__Exercise brief__:
Transcribe the records in full, keeping every character as it is.

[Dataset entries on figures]
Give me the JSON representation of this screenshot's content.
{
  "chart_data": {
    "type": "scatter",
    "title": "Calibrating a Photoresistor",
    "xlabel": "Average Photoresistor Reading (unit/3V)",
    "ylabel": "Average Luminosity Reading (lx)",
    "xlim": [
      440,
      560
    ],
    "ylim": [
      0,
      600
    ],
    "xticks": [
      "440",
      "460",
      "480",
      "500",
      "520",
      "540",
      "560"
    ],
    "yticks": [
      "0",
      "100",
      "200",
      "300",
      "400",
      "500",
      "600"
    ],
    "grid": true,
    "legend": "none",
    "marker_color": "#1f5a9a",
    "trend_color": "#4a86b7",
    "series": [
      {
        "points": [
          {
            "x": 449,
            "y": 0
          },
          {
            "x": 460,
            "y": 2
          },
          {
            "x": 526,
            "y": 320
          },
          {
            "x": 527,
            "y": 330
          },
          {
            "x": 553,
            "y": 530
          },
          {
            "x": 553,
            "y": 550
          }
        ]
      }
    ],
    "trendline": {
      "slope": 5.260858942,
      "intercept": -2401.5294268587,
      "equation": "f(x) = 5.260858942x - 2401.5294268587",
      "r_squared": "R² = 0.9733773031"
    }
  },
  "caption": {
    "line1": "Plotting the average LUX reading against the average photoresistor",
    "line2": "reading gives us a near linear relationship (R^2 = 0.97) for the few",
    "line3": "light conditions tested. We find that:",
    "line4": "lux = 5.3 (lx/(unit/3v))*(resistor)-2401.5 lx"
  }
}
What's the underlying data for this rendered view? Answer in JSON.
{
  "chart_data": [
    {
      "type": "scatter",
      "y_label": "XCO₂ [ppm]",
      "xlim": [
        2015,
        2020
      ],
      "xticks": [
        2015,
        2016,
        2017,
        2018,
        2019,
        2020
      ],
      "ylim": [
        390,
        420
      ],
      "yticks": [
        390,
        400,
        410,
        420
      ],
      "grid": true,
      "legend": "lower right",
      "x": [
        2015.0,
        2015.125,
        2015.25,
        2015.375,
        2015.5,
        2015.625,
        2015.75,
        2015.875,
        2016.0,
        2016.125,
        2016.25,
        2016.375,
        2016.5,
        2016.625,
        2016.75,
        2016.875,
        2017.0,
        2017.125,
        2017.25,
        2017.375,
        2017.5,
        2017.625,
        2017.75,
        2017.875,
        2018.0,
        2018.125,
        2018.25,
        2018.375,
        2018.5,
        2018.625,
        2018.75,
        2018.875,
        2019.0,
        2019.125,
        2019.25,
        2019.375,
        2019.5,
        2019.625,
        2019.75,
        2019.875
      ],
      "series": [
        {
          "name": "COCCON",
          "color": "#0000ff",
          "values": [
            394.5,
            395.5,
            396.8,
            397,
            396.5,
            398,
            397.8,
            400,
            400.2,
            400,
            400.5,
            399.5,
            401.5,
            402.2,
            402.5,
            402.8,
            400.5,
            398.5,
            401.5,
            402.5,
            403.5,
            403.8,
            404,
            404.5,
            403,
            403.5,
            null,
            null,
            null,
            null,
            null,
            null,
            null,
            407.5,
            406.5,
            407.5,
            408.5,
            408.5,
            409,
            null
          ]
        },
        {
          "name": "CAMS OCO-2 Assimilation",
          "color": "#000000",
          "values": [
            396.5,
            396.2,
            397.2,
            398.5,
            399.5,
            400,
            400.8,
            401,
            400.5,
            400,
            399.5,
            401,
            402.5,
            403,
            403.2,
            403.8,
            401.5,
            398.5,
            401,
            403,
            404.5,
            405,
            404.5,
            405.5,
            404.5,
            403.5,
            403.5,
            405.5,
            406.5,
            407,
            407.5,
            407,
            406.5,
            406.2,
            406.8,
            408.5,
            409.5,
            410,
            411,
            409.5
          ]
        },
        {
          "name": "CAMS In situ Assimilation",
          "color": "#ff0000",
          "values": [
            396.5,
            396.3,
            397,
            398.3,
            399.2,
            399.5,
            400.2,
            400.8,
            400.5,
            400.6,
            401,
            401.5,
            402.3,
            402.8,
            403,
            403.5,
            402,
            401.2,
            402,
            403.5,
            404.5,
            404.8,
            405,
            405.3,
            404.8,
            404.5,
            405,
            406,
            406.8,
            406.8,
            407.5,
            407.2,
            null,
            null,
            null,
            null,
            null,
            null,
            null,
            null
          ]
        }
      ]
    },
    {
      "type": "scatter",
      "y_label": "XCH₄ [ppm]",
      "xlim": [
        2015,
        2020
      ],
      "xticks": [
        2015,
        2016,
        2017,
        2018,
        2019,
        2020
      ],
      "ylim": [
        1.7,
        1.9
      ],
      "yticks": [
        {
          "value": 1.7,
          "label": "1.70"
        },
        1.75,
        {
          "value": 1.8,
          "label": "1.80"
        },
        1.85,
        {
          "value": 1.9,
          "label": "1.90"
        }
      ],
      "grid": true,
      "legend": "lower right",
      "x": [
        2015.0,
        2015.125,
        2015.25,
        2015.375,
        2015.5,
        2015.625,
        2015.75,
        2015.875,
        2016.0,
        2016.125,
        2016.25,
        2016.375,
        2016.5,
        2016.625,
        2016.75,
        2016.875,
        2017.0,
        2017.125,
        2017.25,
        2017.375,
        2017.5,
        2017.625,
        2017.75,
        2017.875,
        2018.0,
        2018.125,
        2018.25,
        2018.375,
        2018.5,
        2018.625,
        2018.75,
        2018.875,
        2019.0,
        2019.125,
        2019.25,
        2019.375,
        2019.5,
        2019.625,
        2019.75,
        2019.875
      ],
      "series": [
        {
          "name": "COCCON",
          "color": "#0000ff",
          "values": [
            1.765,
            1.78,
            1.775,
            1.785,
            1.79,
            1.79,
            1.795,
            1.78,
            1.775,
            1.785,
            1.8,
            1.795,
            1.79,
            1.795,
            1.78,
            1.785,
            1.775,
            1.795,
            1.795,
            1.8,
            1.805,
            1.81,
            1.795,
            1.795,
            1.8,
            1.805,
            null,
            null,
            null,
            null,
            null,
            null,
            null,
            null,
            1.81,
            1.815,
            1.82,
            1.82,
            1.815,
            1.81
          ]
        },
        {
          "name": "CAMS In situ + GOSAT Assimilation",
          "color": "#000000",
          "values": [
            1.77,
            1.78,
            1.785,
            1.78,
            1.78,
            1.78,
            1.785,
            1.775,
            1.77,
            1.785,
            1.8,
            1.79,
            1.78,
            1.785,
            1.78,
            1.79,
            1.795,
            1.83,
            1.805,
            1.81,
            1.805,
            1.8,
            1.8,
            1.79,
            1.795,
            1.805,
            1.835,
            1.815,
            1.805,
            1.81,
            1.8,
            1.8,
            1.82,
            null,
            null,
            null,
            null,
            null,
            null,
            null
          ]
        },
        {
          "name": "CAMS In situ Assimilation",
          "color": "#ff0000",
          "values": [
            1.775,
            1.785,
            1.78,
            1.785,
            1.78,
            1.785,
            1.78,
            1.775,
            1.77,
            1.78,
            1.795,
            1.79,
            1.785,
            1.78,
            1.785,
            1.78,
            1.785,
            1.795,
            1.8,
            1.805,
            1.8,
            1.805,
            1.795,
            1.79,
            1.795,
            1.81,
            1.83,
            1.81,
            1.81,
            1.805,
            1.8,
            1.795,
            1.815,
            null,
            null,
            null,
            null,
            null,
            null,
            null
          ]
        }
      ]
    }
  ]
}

__Solved exercise__:
Give me the JSON representation of this screenshot's content.
{
  "chart_data": {
    "type": "scatter",
    "title": "Calibrating a Photoresistor",
    "xlabel": "Average Photoresistor Reading (unit/3V)",
    "ylabel": "Average Luminosity Reading (lx)",
    "xlim": [
      440,
      560
    ],
    "ylim": [
      0,
      600
    ],
    "xticks": [
      "440",
      "460",
      "480",
      "500",
      "520",
      "540",
      "560"
    ],
    "yticks": [
      "0",
      "100",
      "200",
      "300",
      "400",
      "500",
      "600"
    ],
    "grid": true,
    "legend": "none",
    "marker_color": "#1f5a9a",
    "trend_color": "#4a86b7",
    "series": [
      {
        "points": [
          {
            "x": 449,
            "y": 0
          },
          {
            "x": 460,
            "y": 2
          },
          {
            "x": 526,
            "y": 320
          },
          {
            "x": 527,
            "y": 330
          },
          {
            "x": 553,
            "y": 530
          },
          {
            "x": 553,
            "y": 550
          }
        ]
      }
    ],
    "trendline": {
      "slope": 5.260858942,
      "intercept": -2401.5294268587,
      "equation": "f(x) = 5.260858942x - 2401.5294268587",
      "r_squared": "R² = 0.9733773031"
    }
  },
  "caption": {
    "line1": "Plotting the average LUX reading against the average photoresistor",
    "line2": "reading gives us a near linear relationship (R^2 = 0.97) for the few",
    "line3": "light conditions tested. We find that:",
    "line4": "lux = 5.3 (lx/(unit/3v))*(resistor)-2401.5 lx"
  }
}
What's the underlying data for this rendered view? Answer in JSON.
{
  "chart_data": [
    {
      "type": "scatter",
      "y_label": "XCO₂ [ppm]",
      "xlim": [
        2015,
        2020
      ],
      "xticks": [
        2015,
        2016,
        2017,
        2018,
        2019,
        2020
      ],
      "ylim": [
        390,
        420
      ],
      "yticks": [
        390,
        400,
        410,
        420
      ],
      "grid": true,
      "legend": "lower right",
      "x": [
        2015.0,
        2015.125,
        2015.25,
        2015.375,
        2015.5,
        2015.625,
        2015.75,
        2015.875,
        2016.0,
        2016.125,
        2016.25,
        2016.375,
        2016.5,
        2016.625,
        2016.75,
        2016.875,
        2017.0,
        2017.125,
        2017.25,
        2017.375,
        2017.5,
        2017.625,
        2017.75,
        2017.875,
        2018.0,
        2018.125,
        2018.25,
        2018.375,
        2018.5,
        2018.625,
        2018.75,
        2018.875,
        2019.0,
        2019.125,
        2019.25,
        2019.375,
        2019.5,
        2019.625,
        2019.75,
        2019.875
      ],
      "series": [
        {
          "name": "COCCON",
          "color": "#0000ff",
          "values": [
            394.5,
            395.5,
            396.8,
            397,
            396.5,
            398,
            397.8,
            400,
            400.2,
            400,
            400.5,
            399.5,
            401.5,
            402.2,
            402.5,
            402.8,
            400.5,
            398.5,
            401.5,
            402.5,
            403.5,
            403.8,
            404,
            404.5,
            403,
            403.5,
            null,
            null,
            null,
            null,
            null,
            null,
            null,
            407.5,
            406.5,
            407.5,
            408.5,
            408.5,
            409,
            null
          ]
        },
        {
          "name": "CAMS OCO-2 Assimilation",
          "color": "#000000",
          "values": [
            396.5,
            396.2,
            397.2,
            398.5,
            399.5,
            400,
            400.8,
            401,
            400.5,
            400,
            399.5,
            401,
            402.5,
            403,
            403.2,
            403.8,
            401.5,
            398.5,
            401,
            403,
            404.5,
            405,
            404.5,
            405.5,
            404.5,
            403.5,
            403.5,
            405.5,
            406.5,
            407,
            407.5,
            407,
            406.5,
            406.2,
            406.8,
            408.5,
            409.5,
            410,
            411,
            409.5
          ]
        },
        {
          "name": "CAMS In situ Assimilation",
          "color": "#ff0000",
          "values": [
            396.5,
            396.3,
            397,
            398.3,
            399.2,
            399.5,
            400.2,
            400.8,
            400.5,
            400.6,
            401,
            401.5,
            402.3,
            402.8,
            403,
            403.5,
            402,
            401.2,
            402,
            403.5,
            404.5,
            404.8,
            405,
            405.3,
            404.8,
            404.5,
            405,
            406,
            406.8,
            406.8,
            407.5,
            407.2,
            null,
            null,
            null,
            null,
            null,
            null,
            null,
            null
          ]
        }
      ]
    },
    {
      "type": "scatter",
      "y_label": "XCH₄ [ppm]",
      "xlim": [
        2015,
        2020
      ],
      "xticks": [
        2015,
        2016,
        2017,
        2018,
        2019,
        2020
      ],
      "ylim": [
        1.7,
        1.9
      ],
      "yticks": [
        {
          "value": 1.7,
          "label": "1.70"
        },
        1.75,
        {
          "value": 1.8,
          "label": "1.80"
        },
        1.85,
        {
          "value": 1.9,
          "label": "1.90"
        }
      ],
      "grid": true,
      "legend": "lower right",
      "x": [
        2015.0,
        2015.125,
        2015.25,
        2015.375,
        2015.5,
        2015.625,
        2015.75,
        2015.875,
        2016.0,
        2016.125,
        2016.25,
        2016.375,
        2016.5,
        2016.625,
        2016.75,
        2016.875,
        2017.0,
        2017.125,
        2017.25,
        2017.375,
        2017.5,
        2017.625,
        2017.75,
        2017.875,
        2018.0,
        2018.125,
        2018.25,
        2018.375,
        2018.5,
        2018.625,
        2018.75,
        2018.875,
        2019.0,
        2019.125,
        2019.25,
        2019.375,
        2019.5,
        2019.625,
        2019.75,
        2019.875
      ],
      "series": [
        {
          "name": "COCCON",
          "color": "#0000ff",
          "values": [
            1.765,
            1.78,
            1.775,
            1.785,
            1.79,
            1.79,
            1.795,
            1.78,
            1.775,
            1.785,
            1.8,
            1.795,
            1.79,
            1.795,
            1.78,
            1.785,
            1.775,
            1.795,
            1.795,
            1.8,
            1.805,
            1.81,
            1.795,
            1.795,
            1.8,
            1.805,
            null,
            null,
            null,
            null,
            null,
            null,
            null,
            null,
            1.81,
            1.815,
            1.82,
            1.82,
            1.815,
            1.81
          ]
        },
        {
          "name": "CAMS In situ + GOSAT Assimilation",
          "color": "#000000",
          "values": [
            1.77,
            1.78,
            1.785,
            1.78,
            1.78,
            1.78,
            1.785,
            1.775,
            1.77,
            1.785,
            1.8,
            1.79,
            1.78,
            1.785,
            1.78,
            1.79,
            1.795,
            1.83,
            1.805,
            1.81,
            1.805,
            1.8,
            1.8,
            1.79,
            1.795,
            1.805,
            1.835,
            1.815,
            1.805,
            1.81,
            1.8,
            1.8,
            1.82,
            null,
            null,
            null,
            null,
            null,
            null,
            null
          ]
        },
        {
          "name": "CAMS In situ Assimilation",
          "color": "#ff0000",
          "values": [
            1.775,
            1.785,
            1.78,
            1.785,
            1.78,
            1.785,
            1.78,
            1.775,
            1.77,
            1.78,
            1.795,
            1.79,
            1.785,
            1.78,
            1.785,
            1.78,
            1.785,
            1.795,
            1.8,
            1.805,
            1.8,
            1.805,
            1.795,
            1.79,
            1.795,
            1.81,
            1.83,
            1.81,
            1.81,
            1.805,
            1.8,
            1.795,
            1.815,
            null,
            null,
            null,
            null,
            null,
            null,
            null
          ]
        }
      ]
    }
  ]
}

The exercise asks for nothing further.